Print the data exactly, leaving nothing out.

** Begin **

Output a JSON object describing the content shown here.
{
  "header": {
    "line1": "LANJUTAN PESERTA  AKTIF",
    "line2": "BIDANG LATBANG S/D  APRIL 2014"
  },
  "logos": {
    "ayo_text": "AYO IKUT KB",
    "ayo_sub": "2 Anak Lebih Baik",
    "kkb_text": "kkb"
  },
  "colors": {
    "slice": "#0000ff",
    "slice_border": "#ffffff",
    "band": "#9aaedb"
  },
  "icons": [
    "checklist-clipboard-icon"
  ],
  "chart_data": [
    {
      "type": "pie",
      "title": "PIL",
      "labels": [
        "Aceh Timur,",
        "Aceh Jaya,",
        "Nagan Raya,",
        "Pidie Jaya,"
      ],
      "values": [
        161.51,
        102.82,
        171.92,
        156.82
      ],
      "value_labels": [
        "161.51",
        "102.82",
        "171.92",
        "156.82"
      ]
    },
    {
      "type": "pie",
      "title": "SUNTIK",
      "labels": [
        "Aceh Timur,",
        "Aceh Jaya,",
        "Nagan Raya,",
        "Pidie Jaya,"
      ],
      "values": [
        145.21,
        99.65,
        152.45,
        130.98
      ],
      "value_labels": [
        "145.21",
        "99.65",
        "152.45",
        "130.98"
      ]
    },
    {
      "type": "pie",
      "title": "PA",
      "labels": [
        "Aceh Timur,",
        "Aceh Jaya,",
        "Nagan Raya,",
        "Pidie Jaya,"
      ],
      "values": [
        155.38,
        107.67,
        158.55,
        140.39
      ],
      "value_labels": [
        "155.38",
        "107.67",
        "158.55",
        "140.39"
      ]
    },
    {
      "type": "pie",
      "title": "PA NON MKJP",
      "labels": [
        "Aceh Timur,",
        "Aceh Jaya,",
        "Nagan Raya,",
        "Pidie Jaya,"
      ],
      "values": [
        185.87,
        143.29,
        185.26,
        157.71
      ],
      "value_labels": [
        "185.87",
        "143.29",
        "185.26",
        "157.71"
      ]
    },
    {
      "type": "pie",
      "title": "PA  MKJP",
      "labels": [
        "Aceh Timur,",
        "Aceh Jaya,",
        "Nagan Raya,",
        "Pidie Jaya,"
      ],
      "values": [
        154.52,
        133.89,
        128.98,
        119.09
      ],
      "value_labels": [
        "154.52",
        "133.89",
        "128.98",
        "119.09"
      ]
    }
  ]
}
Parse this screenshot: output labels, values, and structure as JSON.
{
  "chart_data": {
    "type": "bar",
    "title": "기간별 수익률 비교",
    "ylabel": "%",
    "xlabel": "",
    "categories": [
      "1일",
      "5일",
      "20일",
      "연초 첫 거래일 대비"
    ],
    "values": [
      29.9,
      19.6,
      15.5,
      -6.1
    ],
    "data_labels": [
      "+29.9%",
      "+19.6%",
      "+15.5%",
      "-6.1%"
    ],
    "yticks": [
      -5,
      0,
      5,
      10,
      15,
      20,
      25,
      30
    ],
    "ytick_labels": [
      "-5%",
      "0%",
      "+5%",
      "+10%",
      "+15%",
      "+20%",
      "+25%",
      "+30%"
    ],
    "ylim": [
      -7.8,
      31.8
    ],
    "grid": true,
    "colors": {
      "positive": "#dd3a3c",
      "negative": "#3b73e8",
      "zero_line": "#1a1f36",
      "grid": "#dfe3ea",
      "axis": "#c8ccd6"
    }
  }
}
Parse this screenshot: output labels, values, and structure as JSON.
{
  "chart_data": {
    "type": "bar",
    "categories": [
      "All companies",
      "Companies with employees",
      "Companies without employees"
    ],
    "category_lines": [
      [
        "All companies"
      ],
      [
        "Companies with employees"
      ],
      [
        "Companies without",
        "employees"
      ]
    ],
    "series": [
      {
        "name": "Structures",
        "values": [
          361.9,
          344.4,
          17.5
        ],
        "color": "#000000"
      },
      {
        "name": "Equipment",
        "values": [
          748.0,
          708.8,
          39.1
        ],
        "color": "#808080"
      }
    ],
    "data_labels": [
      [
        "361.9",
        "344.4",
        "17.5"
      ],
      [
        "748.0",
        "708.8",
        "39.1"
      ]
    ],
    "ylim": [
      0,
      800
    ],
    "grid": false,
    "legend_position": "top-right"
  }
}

** End **

RIGHT ANSWER:
Output a JSON object describing the content shown here.
{
  "header": {
    "line1": "LANJUTAN PESERTA  AKTIF",
    "line2": "BIDANG LATBANG S/D  APRIL 2014"
  },
  "logos": {
    "ayo_text": "AYO IKUT KB",
    "ayo_sub": "2 Anak Lebih Baik",
    "kkb_text": "kkb"
  },
  "colors": {
    "slice": "#0000ff",
    "slice_border": "#ffffff",
    "band": "#9aaedb"
  },
  "icons": [
    "checklist-clipboard-icon"
  ],
  "chart_data": [
    {
      "type": "pie",
      "title": "PIL",
      "labels": [
        "Aceh Timur,",
        "Aceh Jaya,",
        "Nagan Raya,",
        "Pidie Jaya,"
      ],
      "values": [
        161.51,
        102.82,
        171.92,
        156.82
      ],
      "value_labels": [
        "161.51",
        "102.82",
        "171.92",
        "156.82"
      ]
    },
    {
      "type": "pie",
      "title": "SUNTIK",
      "labels": [
        "Aceh Timur,",
        "Aceh Jaya,",
        "Nagan Raya,",
        "Pidie Jaya,"
      ],
      "values": [
        145.21,
        99.65,
        152.45,
        130.98
      ],
      "value_labels": [
        "145.21",
        "99.65",
        "152.45",
        "130.98"
      ]
    },
    {
      "type": "pie",
      "title": "PA",
      "labels": [
        "Aceh Timur,",
        "Aceh Jaya,",
        "Nagan Raya,",
        "Pidie Jaya,"
      ],
      "values": [
        155.38,
        107.67,
        158.55,
        140.39
      ],
      "value_labels": [
        "155.38",
        "107.67",
        "158.55",
        "140.39"
      ]
    },
    {
      "type": "pie",
      "title": "PA NON MKJP",
      "labels": [
        "Aceh Timur,",
        "Aceh Jaya,",
        "Nagan Raya,",
        "Pidie Jaya,"
      ],
      "values": [
        185.87,
        143.29,
        185.26,
        157.71
      ],
      "value_labels": [
        "185.87",
        "143.29",
        "185.26",
        "157.71"
      ]
    },
    {
      "type": "pie",
      "title": "PA  MKJP",
      "labels": [
        "Aceh Timur,",
        "Aceh Jaya,",
        "Nagan Raya,",
        "Pidie Jaya,"
      ],
      "values": [
        154.52,
        133.89,
        128.98,
        119.09
      ],
      "value_labels": [
        "154.52",
        "133.89",
        "128.98",
        "119.09"
      ]
    }
  ]
}
Parse this screenshot: output labels, values, and structure as JSON.
{
  "chart_data": {
    "type": "bar",
    "title": "기간별 수익률 비교",
    "ylabel": "%",
    "xlabel": "",
    "categories": [
      "1일",
      "5일",
      "20일",
      "연초 첫 거래일 대비"
    ],
    "values": [
      29.9,
      19.6,
      15.5,
      -6.1
    ],
    "data_labels": [
      "+29.9%",
      "+19.6%",
      "+15.5%",
      "-6.1%"
    ],
    "yticks": [
      -5,
      0,
      5,
      10,
      15,
      20,
      25,
      30
    ],
    "ytick_labels": [
      "-5%",
      "0%",
      "+5%",
      "+10%",
      "+15%",
      "+20%",
      "+25%",
      "+30%"
    ],
    "ylim": [
      -7.8,
      31.8
    ],
    "grid": true,
    "colors": {
      "positive": "#dd3a3c",
      "negative": "#3b73e8",
      "zero_line": "#1a1f36",
      "grid": "#dfe3ea",
      "axis": "#c8ccd6"
    }
  }
}
Parse this screenshot: output labels, values, and structure as JSON.
{
  "chart_data": {
    "type": "bar",
    "categories": [
      "All companies",
      "Companies with employees",
      "Companies without employees"
    ],
    "category_lines": [
      [
        "All companies"
      ],
      [
        "Companies with employees"
      ],
      [
        "Companies without",
        "employees"
      ]
    ],
    "series": [
      {
        "name": "Structures",
        "values": [
          361.9,
          344.4,
          17.5
        ],
        "color": "#000000"
      },
      {
        "name": "Equipment",
        "values": [
          748.0,
          708.8,
          39.1
        ],
        "color": "#808080"
      }
    ],
    "data_labels": [
      [
        "361.9",
        "344.4",
        "17.5"
      ],
      [
        "748.0",
        "708.8",
        "39.1"
      ]
    ],
    "ylim": [
      0,
      800
    ],
    "grid": false,
    "legend_position": "top-right"
  }
}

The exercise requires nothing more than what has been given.